Lines that hold the word "shower" should be located and copied.

[Supplied data]
+ + + +

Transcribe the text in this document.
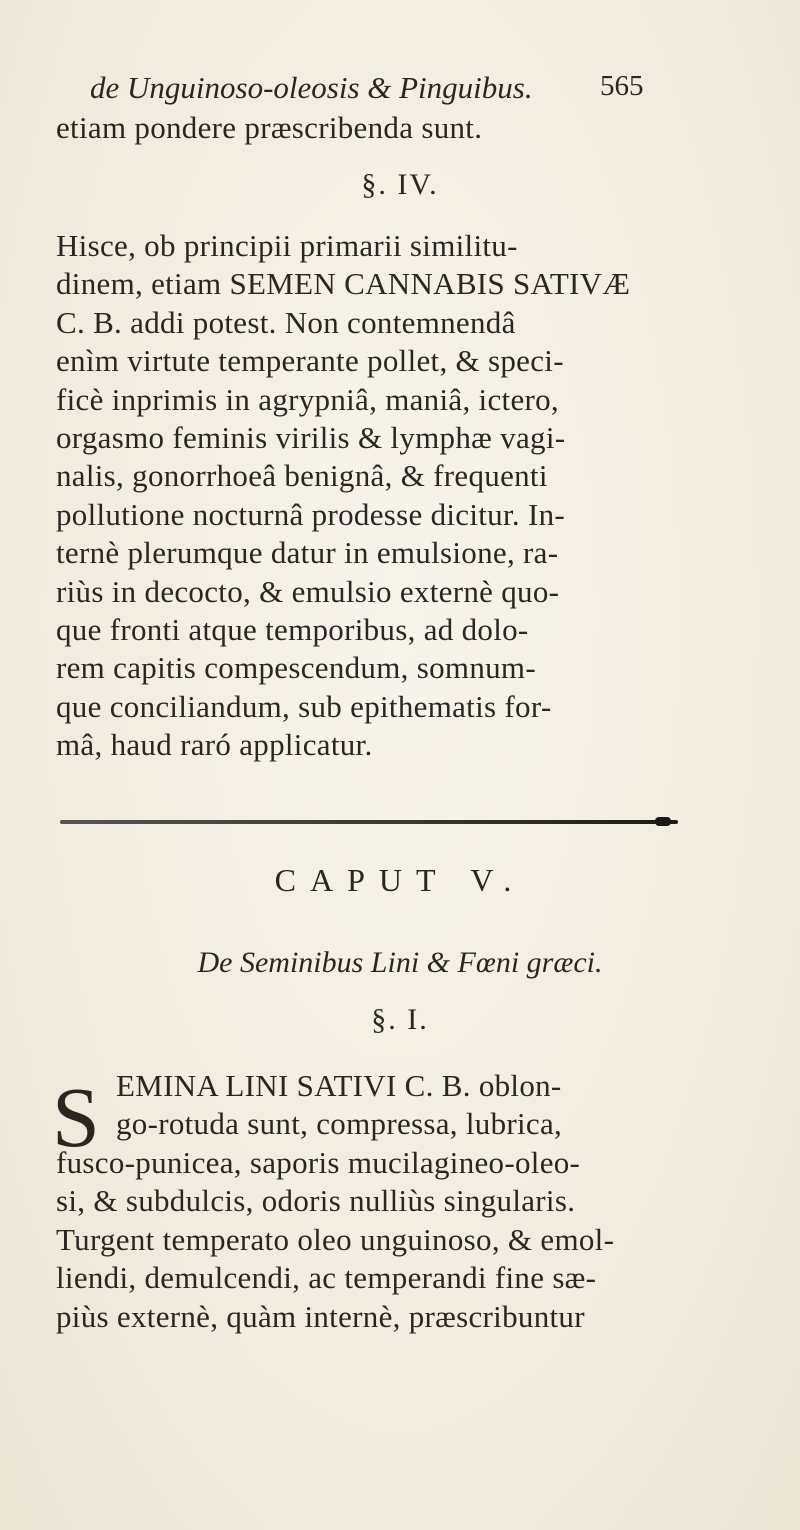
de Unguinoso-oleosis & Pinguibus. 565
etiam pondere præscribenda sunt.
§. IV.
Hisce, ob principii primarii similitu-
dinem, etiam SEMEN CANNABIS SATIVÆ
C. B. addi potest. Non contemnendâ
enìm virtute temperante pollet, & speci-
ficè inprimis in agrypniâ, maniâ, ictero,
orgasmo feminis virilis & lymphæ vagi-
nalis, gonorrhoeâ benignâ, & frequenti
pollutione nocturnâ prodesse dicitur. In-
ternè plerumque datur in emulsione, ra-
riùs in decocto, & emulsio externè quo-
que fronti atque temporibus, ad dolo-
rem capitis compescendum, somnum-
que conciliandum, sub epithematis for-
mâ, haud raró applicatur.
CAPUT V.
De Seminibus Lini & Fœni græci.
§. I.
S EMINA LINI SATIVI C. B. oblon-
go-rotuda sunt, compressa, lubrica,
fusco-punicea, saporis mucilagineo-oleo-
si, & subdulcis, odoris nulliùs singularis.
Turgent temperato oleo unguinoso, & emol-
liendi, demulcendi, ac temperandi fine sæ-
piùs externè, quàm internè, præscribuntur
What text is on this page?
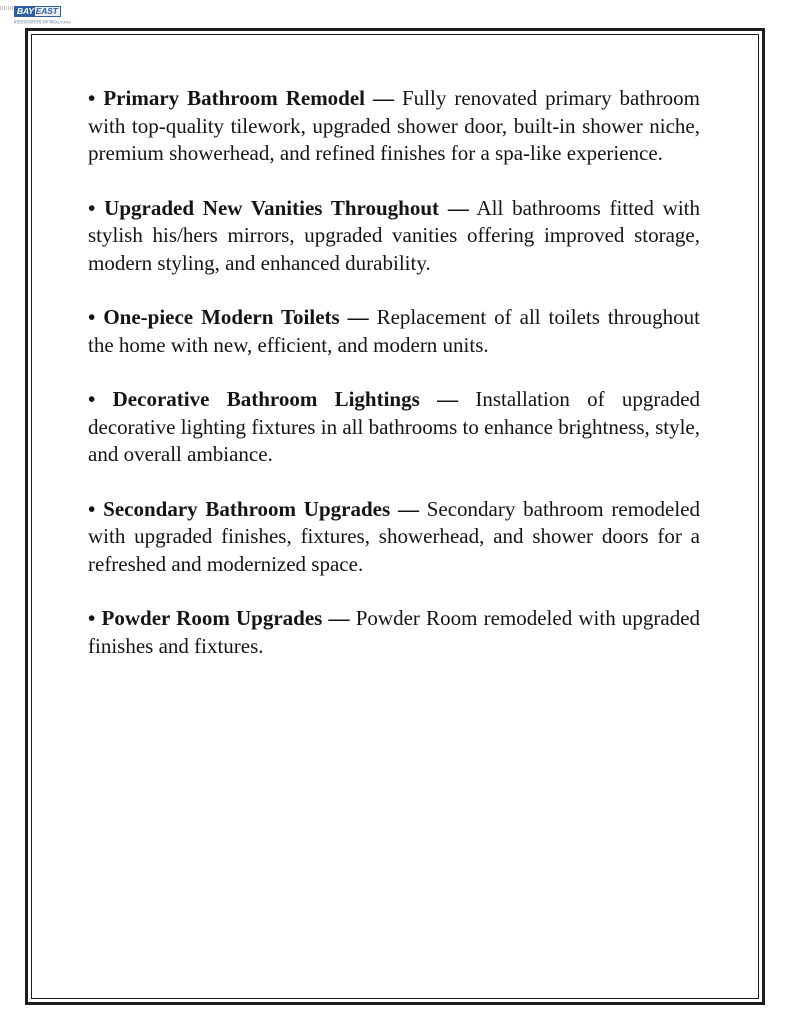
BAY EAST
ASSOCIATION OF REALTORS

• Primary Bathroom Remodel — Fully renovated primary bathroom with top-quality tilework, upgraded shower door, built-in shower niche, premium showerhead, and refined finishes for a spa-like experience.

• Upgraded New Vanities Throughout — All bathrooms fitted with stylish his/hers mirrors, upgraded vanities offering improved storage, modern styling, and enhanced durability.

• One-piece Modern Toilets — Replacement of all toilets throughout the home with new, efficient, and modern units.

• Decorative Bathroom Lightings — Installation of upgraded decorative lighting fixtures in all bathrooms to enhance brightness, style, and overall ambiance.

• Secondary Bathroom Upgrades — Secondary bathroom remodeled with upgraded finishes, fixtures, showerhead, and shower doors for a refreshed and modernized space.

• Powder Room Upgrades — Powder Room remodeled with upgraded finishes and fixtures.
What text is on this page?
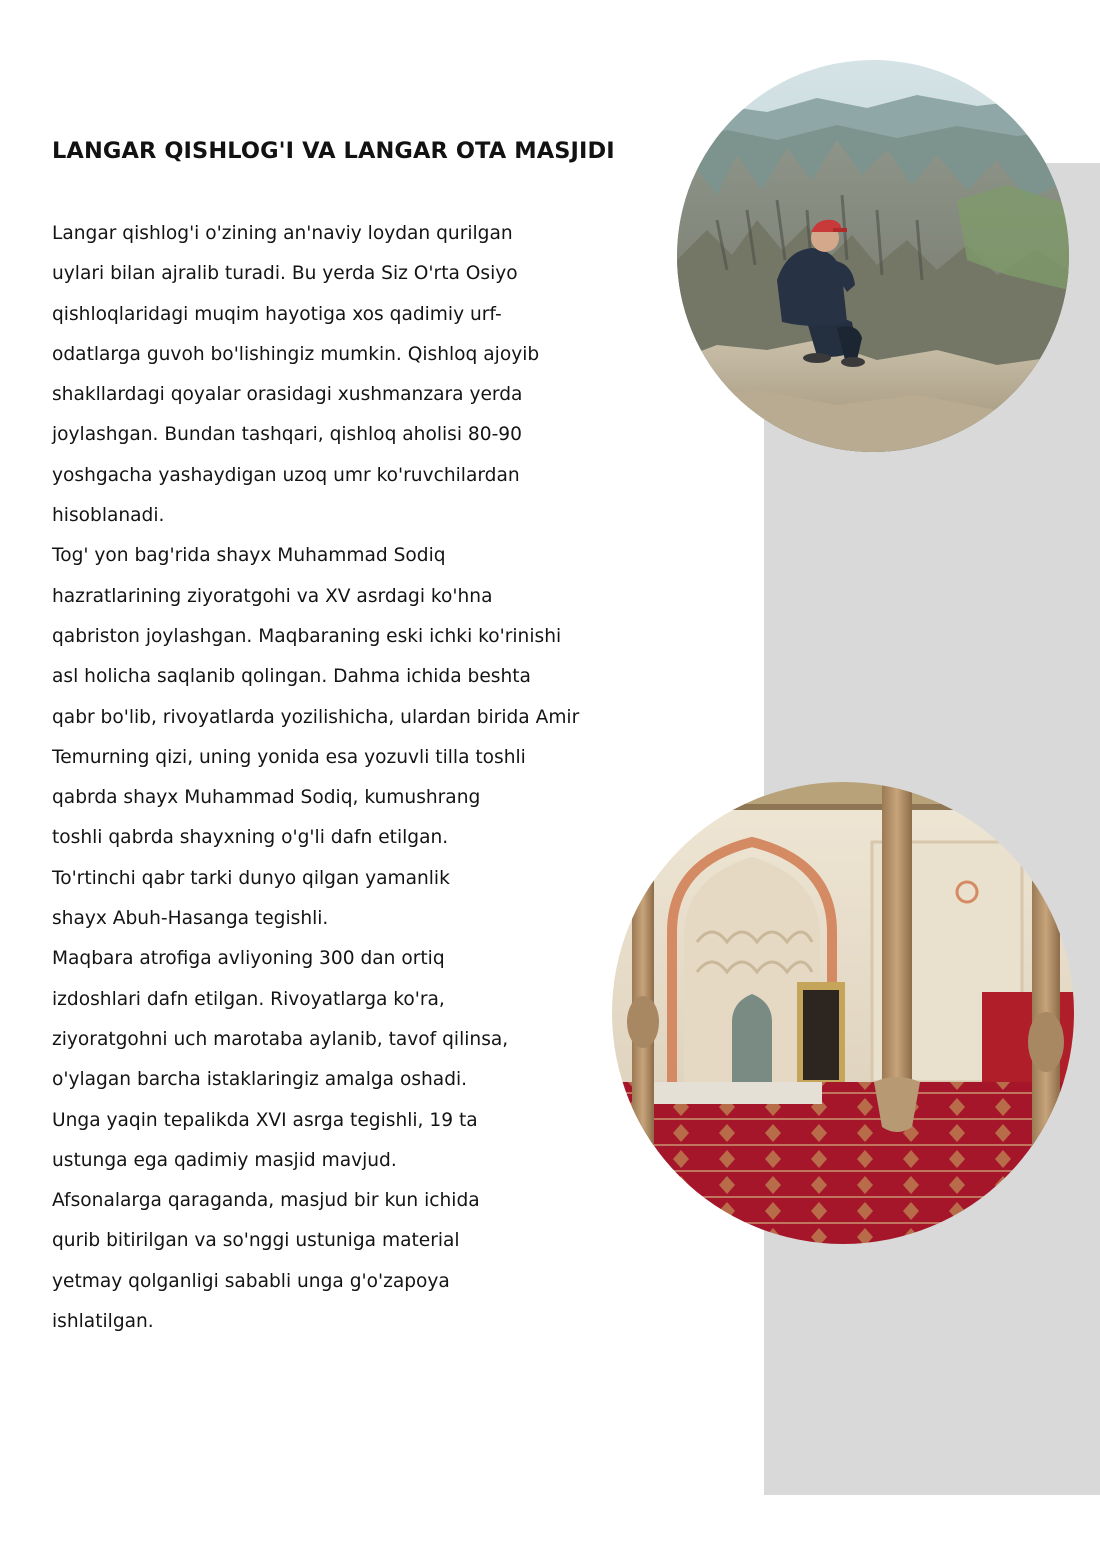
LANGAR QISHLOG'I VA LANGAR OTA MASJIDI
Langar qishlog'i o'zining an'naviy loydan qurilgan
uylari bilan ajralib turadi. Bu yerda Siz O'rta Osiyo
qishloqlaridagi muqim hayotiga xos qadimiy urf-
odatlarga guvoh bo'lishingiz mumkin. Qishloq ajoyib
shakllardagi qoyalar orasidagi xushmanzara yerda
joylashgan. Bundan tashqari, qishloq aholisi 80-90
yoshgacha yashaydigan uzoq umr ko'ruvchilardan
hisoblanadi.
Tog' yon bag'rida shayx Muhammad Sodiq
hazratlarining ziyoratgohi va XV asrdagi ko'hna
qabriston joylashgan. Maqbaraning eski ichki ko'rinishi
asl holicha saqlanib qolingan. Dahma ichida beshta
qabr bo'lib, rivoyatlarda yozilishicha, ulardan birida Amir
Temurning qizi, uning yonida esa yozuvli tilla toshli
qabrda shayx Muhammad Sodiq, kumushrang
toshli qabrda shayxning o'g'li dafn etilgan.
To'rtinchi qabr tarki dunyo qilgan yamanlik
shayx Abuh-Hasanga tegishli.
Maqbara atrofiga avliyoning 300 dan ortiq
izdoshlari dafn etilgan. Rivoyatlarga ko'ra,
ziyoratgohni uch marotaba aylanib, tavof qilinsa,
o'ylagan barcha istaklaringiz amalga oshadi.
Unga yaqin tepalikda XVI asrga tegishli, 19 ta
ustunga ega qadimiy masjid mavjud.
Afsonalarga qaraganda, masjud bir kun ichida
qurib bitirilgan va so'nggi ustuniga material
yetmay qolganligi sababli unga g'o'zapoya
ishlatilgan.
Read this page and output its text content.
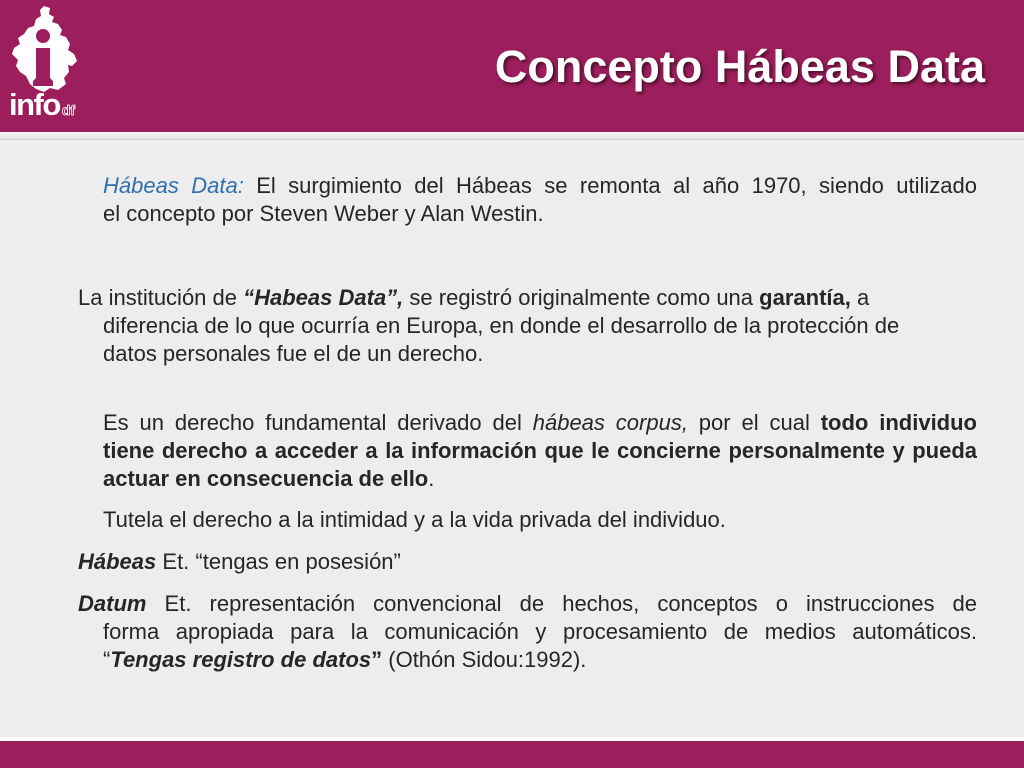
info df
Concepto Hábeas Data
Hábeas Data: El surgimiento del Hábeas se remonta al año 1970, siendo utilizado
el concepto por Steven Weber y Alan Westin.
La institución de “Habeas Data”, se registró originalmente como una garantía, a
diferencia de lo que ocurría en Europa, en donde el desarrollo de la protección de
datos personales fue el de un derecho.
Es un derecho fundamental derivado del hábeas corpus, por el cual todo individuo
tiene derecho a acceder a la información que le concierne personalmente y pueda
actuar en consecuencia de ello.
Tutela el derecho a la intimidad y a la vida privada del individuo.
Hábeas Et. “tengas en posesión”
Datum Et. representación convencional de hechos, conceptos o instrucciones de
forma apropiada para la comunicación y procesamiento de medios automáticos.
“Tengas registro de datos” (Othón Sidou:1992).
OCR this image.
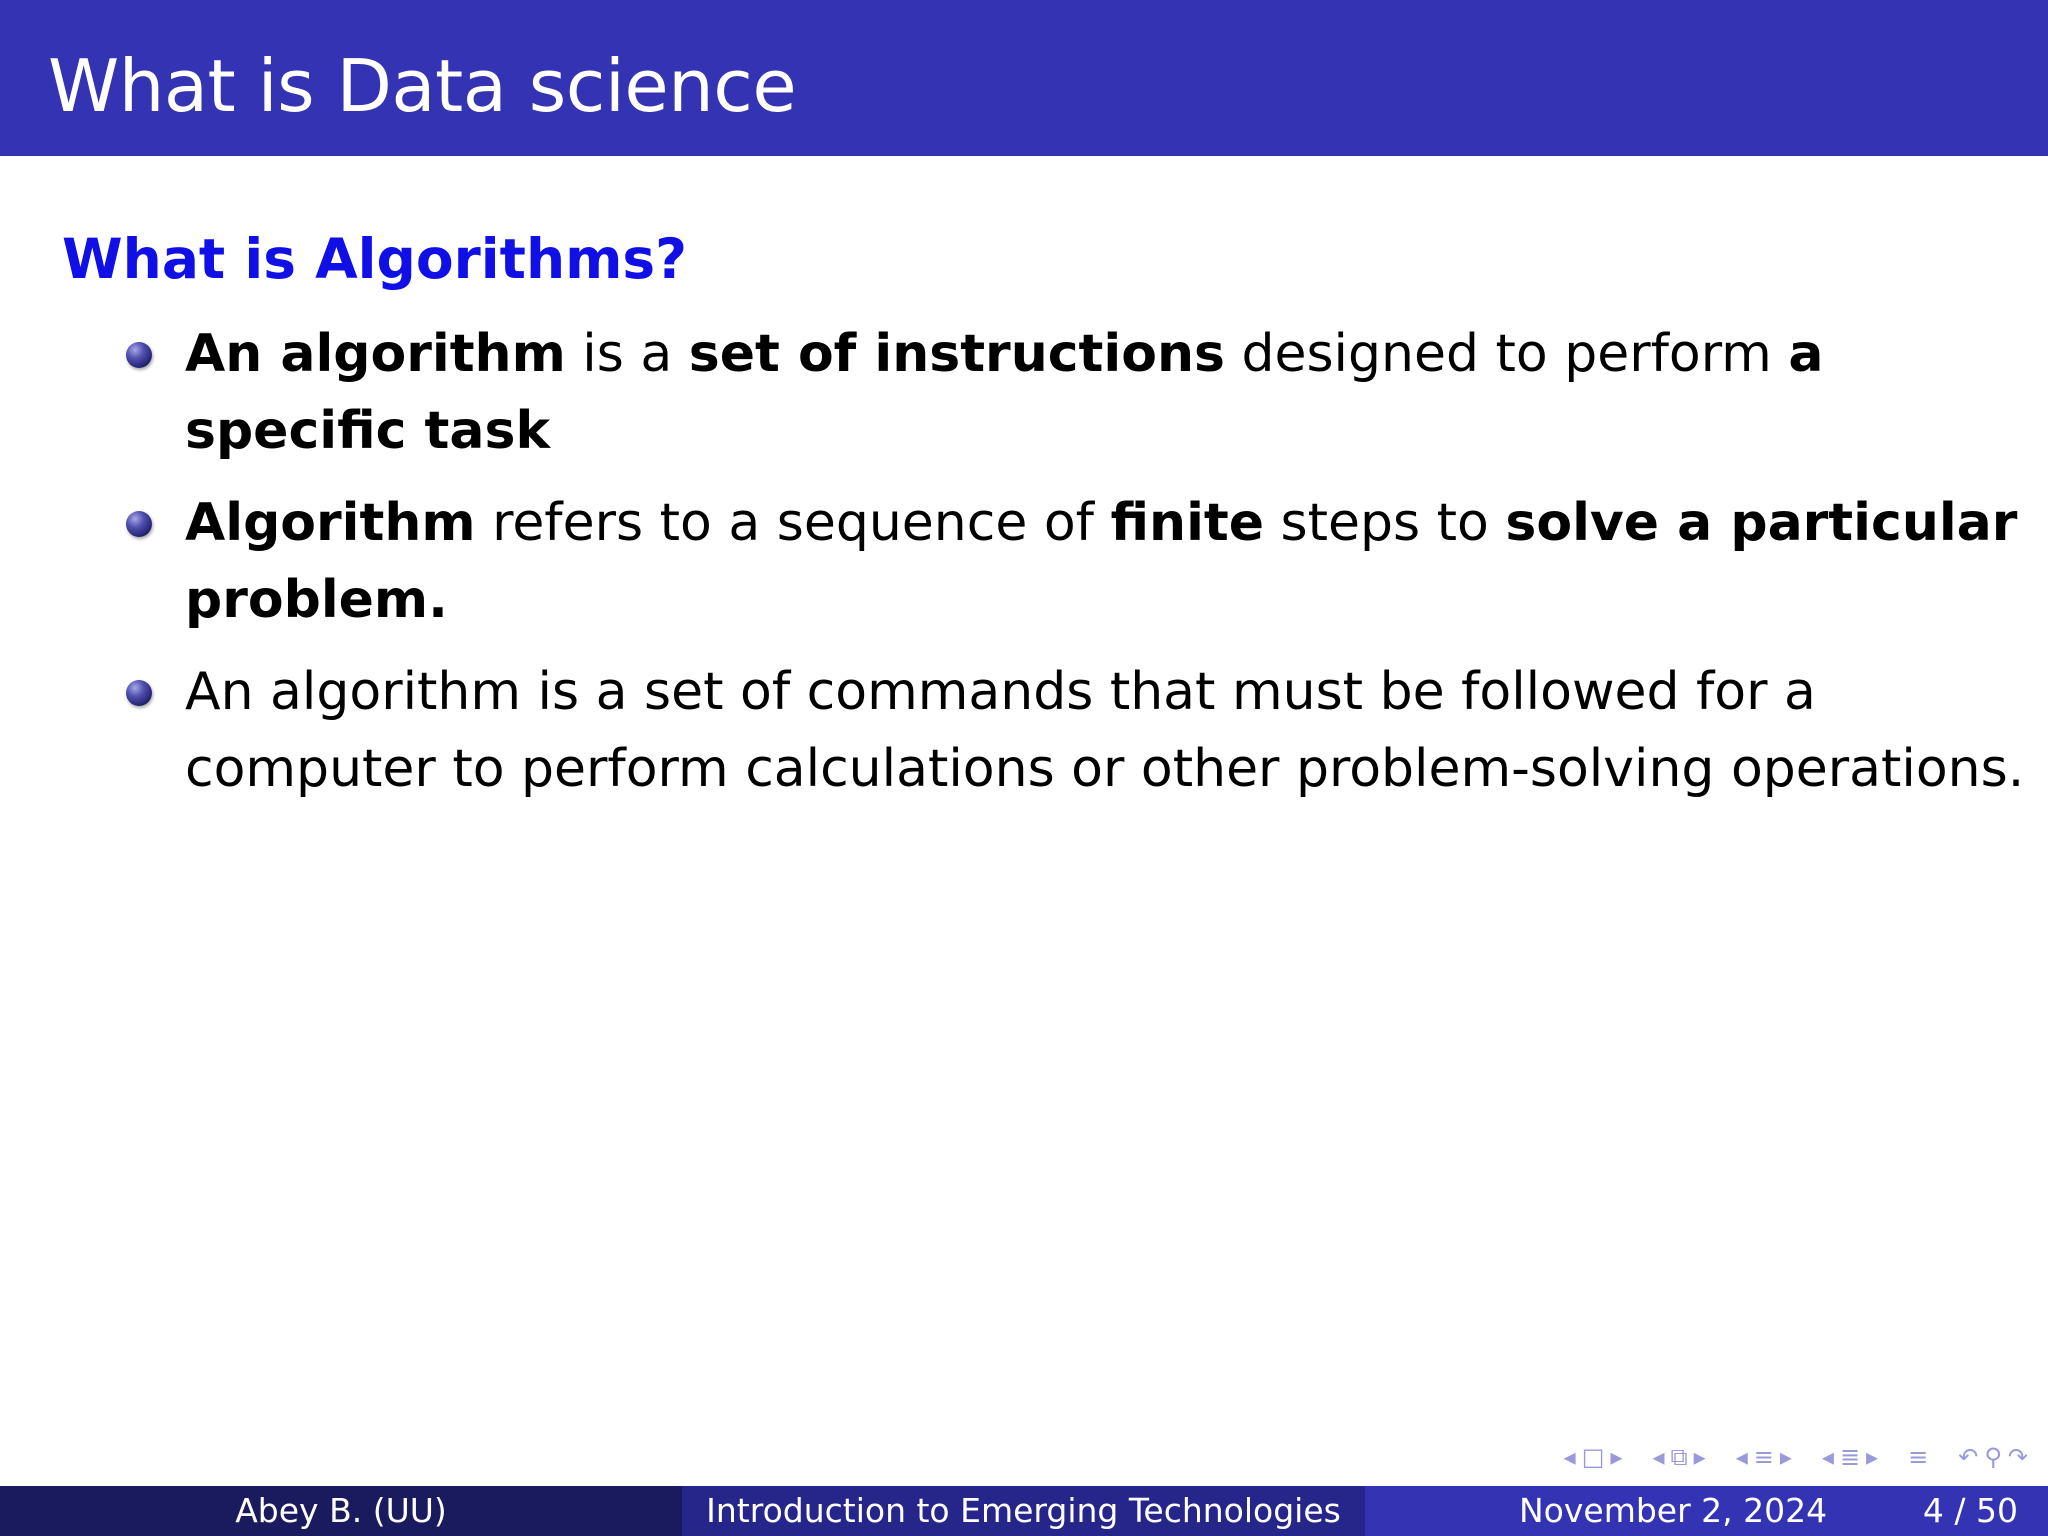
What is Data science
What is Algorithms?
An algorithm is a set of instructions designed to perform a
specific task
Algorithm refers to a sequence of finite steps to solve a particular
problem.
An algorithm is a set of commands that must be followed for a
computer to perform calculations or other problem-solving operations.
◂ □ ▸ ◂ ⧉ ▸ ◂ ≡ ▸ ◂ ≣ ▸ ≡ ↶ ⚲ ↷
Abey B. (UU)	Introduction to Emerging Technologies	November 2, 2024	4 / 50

+ + + +

[The solution]
• Primary Bathroom Remodel — Fully renovated primary bathroom with top-quality tilework, upgraded shower door, built-in shower niche, premium showerhead, and refined finishes for a spa-like experience.
• Secondary Bathroom Upgrades — Secondary bathroom remodeled with upgraded finishes, fixtures, showerhead, and shower doors for a refreshed and modernized space.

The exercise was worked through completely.